§ Problem
Return all the data below as it stands, minus the pictures.
## START Supplied material
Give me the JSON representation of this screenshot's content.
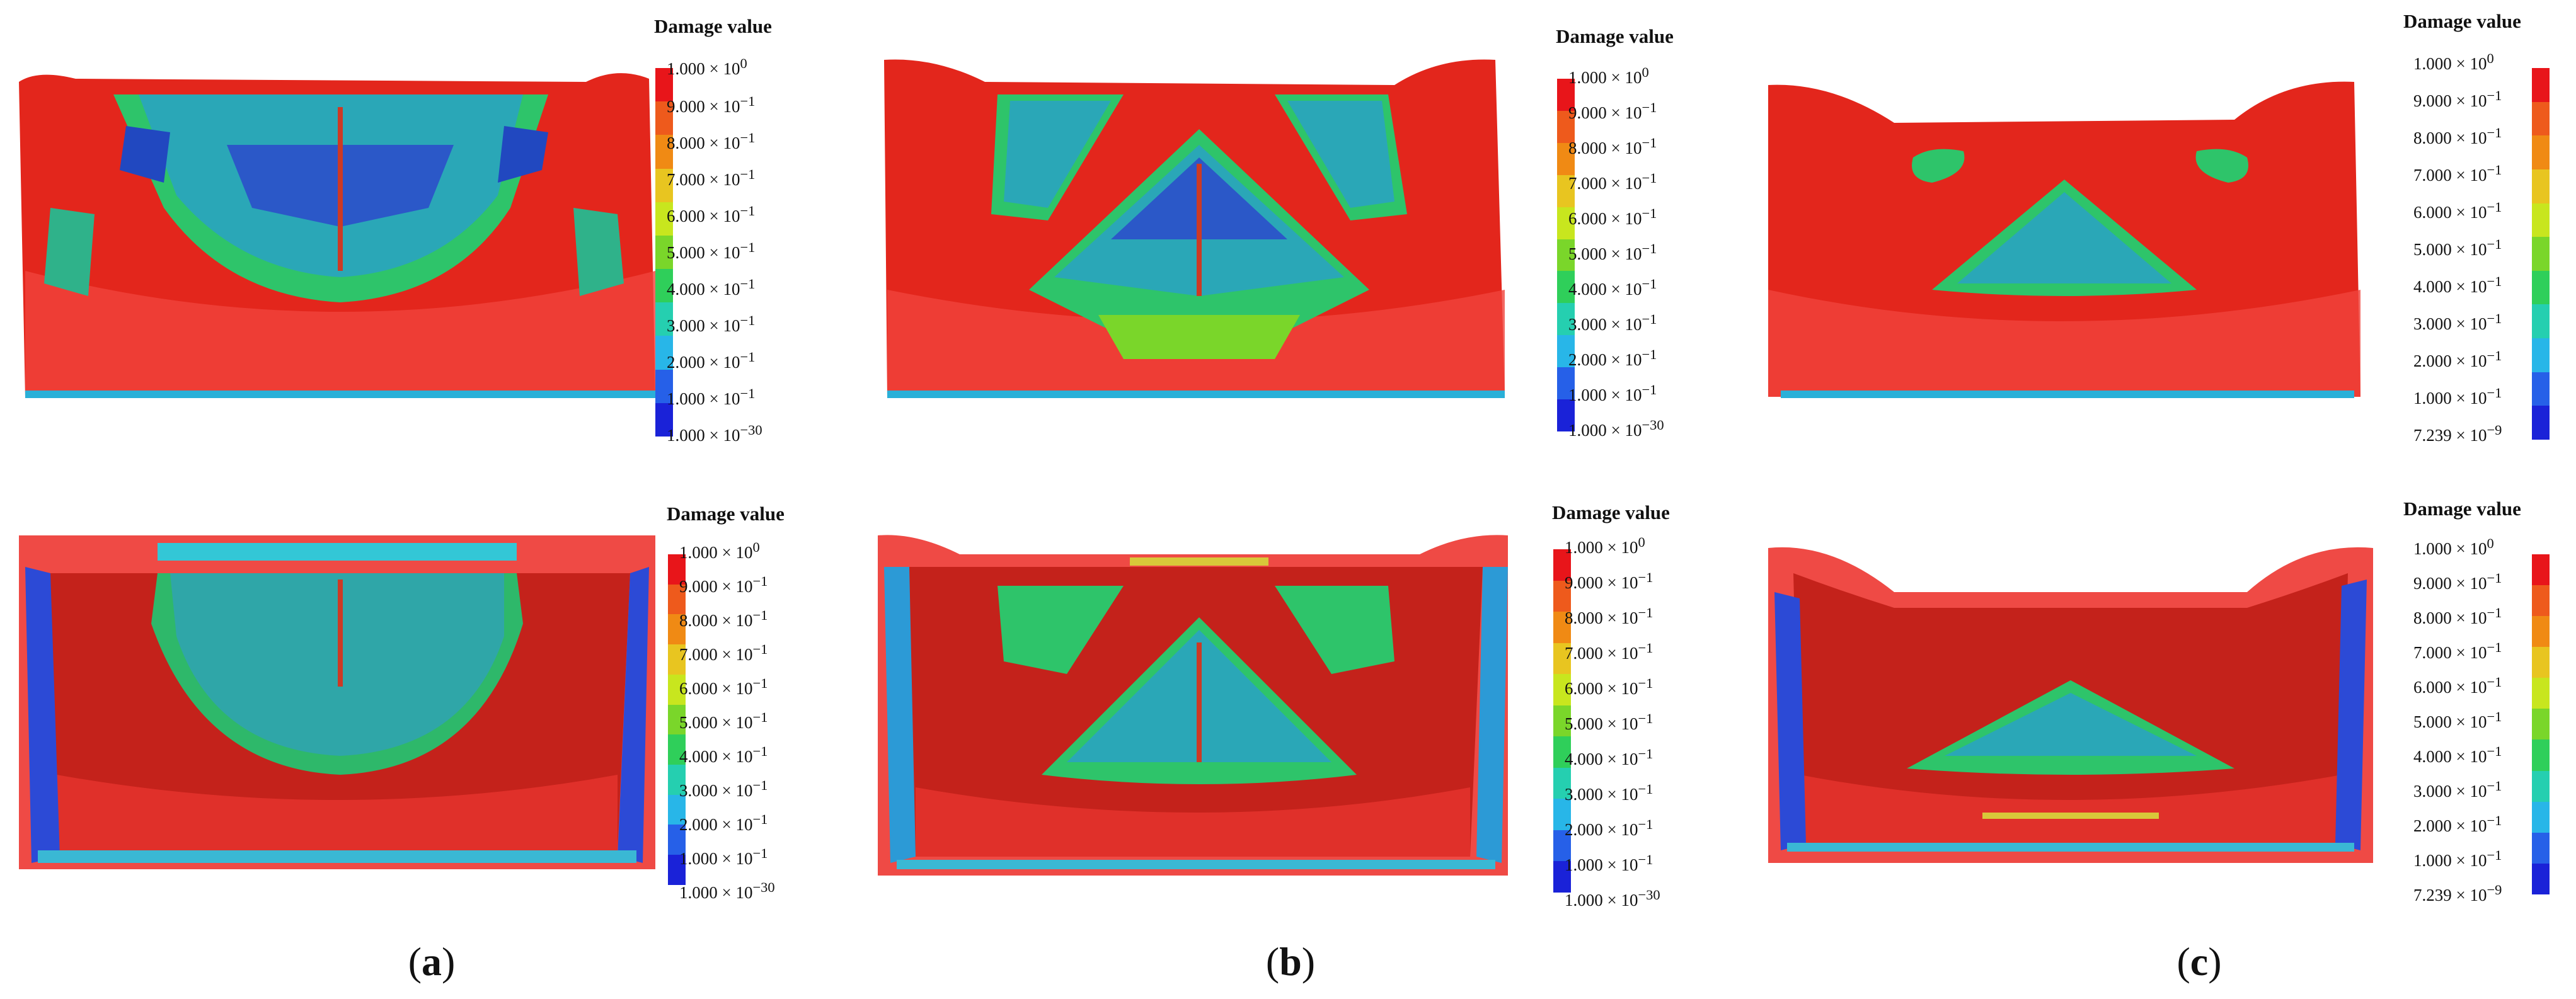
{
  "legend": {
    "title": "Damage value",
    "colors": [
      "#e8151a",
      "#ee5a1c",
      "#f08a14",
      "#e8c520",
      "#c8e61e",
      "#7ad62a",
      "#2fcf5a",
      "#25cfb0",
      "#28b6e8",
      "#2660e8",
      "#1a22d8"
    ]
  },
  "panels": [
    {
      "id": "a",
      "ticks": {
        "t0": "1.000 × 10",
        "t0e": "0",
        "t1": "9.000 × 10",
        "t1e": "−1",
        "t2": "8.000 × 10",
        "t2e": "−1",
        "t3": "7.000 × 10",
        "t3e": "−1",
        "t4": "6.000 × 10",
        "t4e": "−1",
        "t5": "5.000 × 10",
        "t5e": "−1",
        "t6": "4.000 × 10",
        "t6e": "−1",
        "t7": "3.000 × 10",
        "t7e": "−1",
        "t8": "2.000 × 10",
        "t8e": "−1",
        "t9": "1.000 × 10",
        "t9e": "−1",
        "t10": "1.000 × 10",
        "t10e": "−30"
      },
      "caption": "a"
    },
    {
      "id": "b",
      "ticks": {
        "t0": "1.000 × 10",
        "t0e": "0",
        "t1": "9.000 × 10",
        "t1e": "−1",
        "t2": "8.000 × 10",
        "t2e": "−1",
        "t3": "7.000 × 10",
        "t3e": "−1",
        "t4": "6.000 × 10",
        "t4e": "−1",
        "t5": "5.000 × 10",
        "t5e": "−1",
        "t6": "4.000 × 10",
        "t6e": "−1",
        "t7": "3.000 × 10",
        "t7e": "−1",
        "t8": "2.000 × 10",
        "t8e": "−1",
        "t9": "1.000 × 10",
        "t9e": "−1",
        "t10": "1.000 × 10",
        "t10e": "−30"
      },
      "caption": "b"
    },
    {
      "id": "c",
      "ticks": {
        "t0": "1.000 × 10",
        "t0e": "0",
        "t1": "9.000 × 10",
        "t1e": "−1",
        "t2": "8.000 × 10",
        "t2e": "−1",
        "t3": "7.000 × 10",
        "t3e": "−1",
        "t4": "6.000 × 10",
        "t4e": "−1",
        "t5": "5.000 × 10",
        "t5e": "−1",
        "t6": "4.000 × 10",
        "t6e": "−1",
        "t7": "3.000 × 10",
        "t7e": "−1",
        "t8": "2.000 × 10",
        "t8e": "−1",
        "t9": "1.000 × 10",
        "t9e": "−1",
        "t10": "7.239 × 10",
        "t10e": "−9"
      },
      "caption": "c"
    }
  ]
}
## END Supplied material
§ Answer for the task
Give me the JSON representation of this screenshot's content.
{
  "legend": {
    "title": "Damage value",
    "colors": [
      "#e8151a",
      "#ee5a1c",
      "#f08a14",
      "#e8c520",
      "#c8e61e",
      "#7ad62a",
      "#2fcf5a",
      "#25cfb0",
      "#28b6e8",
      "#2660e8",
      "#1a22d8"
    ]
  },
  "panels": [
    {
      "id": "a",
      "ticks": {
        "t0": "1.000 × 10",
        "t0e": "0",
        "t1": "9.000 × 10",
        "t1e": "−1",
        "t2": "8.000 × 10",
        "t2e": "−1",
        "t3": "7.000 × 10",
        "t3e": "−1",
        "t4": "6.000 × 10",
        "t4e": "−1",
        "t5": "5.000 × 10",
        "t5e": "−1",
        "t6": "4.000 × 10",
        "t6e": "−1",
        "t7": "3.000 × 10",
        "t7e": "−1",
        "t8": "2.000 × 10",
        "t8e": "−1",
        "t9": "1.000 × 10",
        "t9e": "−1",
        "t10": "1.000 × 10",
        "t10e": "−30"
      },
      "caption": "a"
    },
    {
      "id": "b",
      "ticks": {
        "t0": "1.000 × 10",
        "t0e": "0",
        "t1": "9.000 × 10",
        "t1e": "−1",
        "t2": "8.000 × 10",
        "t2e": "−1",
        "t3": "7.000 × 10",
        "t3e": "−1",
        "t4": "6.000 × 10",
        "t4e": "−1",
        "t5": "5.000 × 10",
        "t5e": "−1",
        "t6": "4.000 × 10",
        "t6e": "−1",
        "t7": "3.000 × 10",
        "t7e": "−1",
        "t8": "2.000 × 10",
        "t8e": "−1",
        "t9": "1.000 × 10",
        "t9e": "−1",
        "t10": "1.000 × 10",
        "t10e": "−30"
      },
      "caption": "b"
    },
    {
      "id": "c",
      "ticks": {
        "t0": "1.000 × 10",
        "t0e": "0",
        "t1": "9.000 × 10",
        "t1e": "−1",
        "t2": "8.000 × 10",
        "t2e": "−1",
        "t3": "7.000 × 10",
        "t3e": "−1",
        "t4": "6.000 × 10",
        "t4e": "−1",
        "t5": "5.000 × 10",
        "t5e": "−1",
        "t6": "4.000 × 10",
        "t6e": "−1",
        "t7": "3.000 × 10",
        "t7e": "−1",
        "t8": "2.000 × 10",
        "t8e": "−1",
        "t9": "1.000 × 10",
        "t9e": "−1",
        "t10": "7.239 × 10",
        "t10e": "−9"
      },
      "caption": "c"
    }
  ]
}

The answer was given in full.